▸ Work request
Please copy each line of the listing that includes the string "artificial".

*** Supplied material ***

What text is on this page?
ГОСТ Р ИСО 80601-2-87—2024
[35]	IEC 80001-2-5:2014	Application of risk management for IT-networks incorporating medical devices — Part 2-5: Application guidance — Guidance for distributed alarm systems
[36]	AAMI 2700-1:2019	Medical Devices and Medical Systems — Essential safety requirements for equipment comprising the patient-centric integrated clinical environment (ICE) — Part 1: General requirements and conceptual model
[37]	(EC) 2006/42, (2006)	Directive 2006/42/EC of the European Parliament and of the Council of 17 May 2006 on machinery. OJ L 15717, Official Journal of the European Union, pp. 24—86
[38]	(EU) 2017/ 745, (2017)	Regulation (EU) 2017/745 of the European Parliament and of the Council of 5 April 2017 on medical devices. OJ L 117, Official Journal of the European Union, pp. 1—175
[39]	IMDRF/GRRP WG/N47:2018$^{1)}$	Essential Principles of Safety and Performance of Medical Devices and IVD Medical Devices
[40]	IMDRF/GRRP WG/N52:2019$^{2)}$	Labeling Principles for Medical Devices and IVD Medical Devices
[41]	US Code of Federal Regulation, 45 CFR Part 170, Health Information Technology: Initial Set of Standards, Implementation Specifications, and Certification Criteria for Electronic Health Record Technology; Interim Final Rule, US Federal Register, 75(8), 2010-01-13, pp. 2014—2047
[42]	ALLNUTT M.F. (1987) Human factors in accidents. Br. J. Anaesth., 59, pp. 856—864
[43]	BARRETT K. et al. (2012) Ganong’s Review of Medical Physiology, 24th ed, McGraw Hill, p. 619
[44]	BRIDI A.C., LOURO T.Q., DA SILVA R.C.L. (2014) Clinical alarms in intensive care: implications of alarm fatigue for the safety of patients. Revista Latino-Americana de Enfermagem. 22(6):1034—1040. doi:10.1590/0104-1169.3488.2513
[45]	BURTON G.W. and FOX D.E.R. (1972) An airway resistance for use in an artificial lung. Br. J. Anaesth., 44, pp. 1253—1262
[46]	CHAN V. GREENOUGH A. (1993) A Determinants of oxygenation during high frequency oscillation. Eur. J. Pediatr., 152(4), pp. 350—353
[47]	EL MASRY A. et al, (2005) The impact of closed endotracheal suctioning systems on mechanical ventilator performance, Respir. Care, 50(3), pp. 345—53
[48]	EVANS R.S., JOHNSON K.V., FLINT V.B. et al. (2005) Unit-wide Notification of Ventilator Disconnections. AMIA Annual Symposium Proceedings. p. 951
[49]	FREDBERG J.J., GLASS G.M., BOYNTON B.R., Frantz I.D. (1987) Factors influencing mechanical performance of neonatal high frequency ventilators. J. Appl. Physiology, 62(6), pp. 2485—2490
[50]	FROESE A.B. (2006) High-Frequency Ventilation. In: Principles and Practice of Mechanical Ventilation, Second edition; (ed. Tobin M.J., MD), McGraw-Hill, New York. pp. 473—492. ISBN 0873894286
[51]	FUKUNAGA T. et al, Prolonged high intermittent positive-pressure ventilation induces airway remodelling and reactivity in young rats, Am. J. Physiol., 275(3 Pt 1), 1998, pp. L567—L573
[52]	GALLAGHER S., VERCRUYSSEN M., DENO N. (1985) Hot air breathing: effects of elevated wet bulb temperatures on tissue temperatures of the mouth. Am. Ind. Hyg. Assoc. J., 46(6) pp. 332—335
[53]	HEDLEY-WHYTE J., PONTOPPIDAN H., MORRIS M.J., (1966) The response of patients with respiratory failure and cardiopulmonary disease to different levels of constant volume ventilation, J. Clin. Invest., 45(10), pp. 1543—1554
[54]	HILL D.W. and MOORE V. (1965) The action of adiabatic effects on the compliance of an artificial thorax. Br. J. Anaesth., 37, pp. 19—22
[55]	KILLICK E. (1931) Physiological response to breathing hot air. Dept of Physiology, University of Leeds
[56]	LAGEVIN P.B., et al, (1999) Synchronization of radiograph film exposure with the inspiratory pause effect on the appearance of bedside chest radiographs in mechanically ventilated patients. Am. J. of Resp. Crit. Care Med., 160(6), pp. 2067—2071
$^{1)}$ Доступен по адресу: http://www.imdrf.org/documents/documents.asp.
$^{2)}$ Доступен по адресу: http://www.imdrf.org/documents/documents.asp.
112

*** End of Supplied material ***

▸ Written reply
[45]	BURTON G.W. and FOX D.E.R. (1972) An airway resistance for use in an artificial lung. Br. J. Anaesth., 44, pp. 1253—1262
[54]	HILL D.W. and MOORE V. (1965) The action of adiabatic effects on the compliance of an artificial thorax. Br. J. Anaesth., 37, pp. 19—22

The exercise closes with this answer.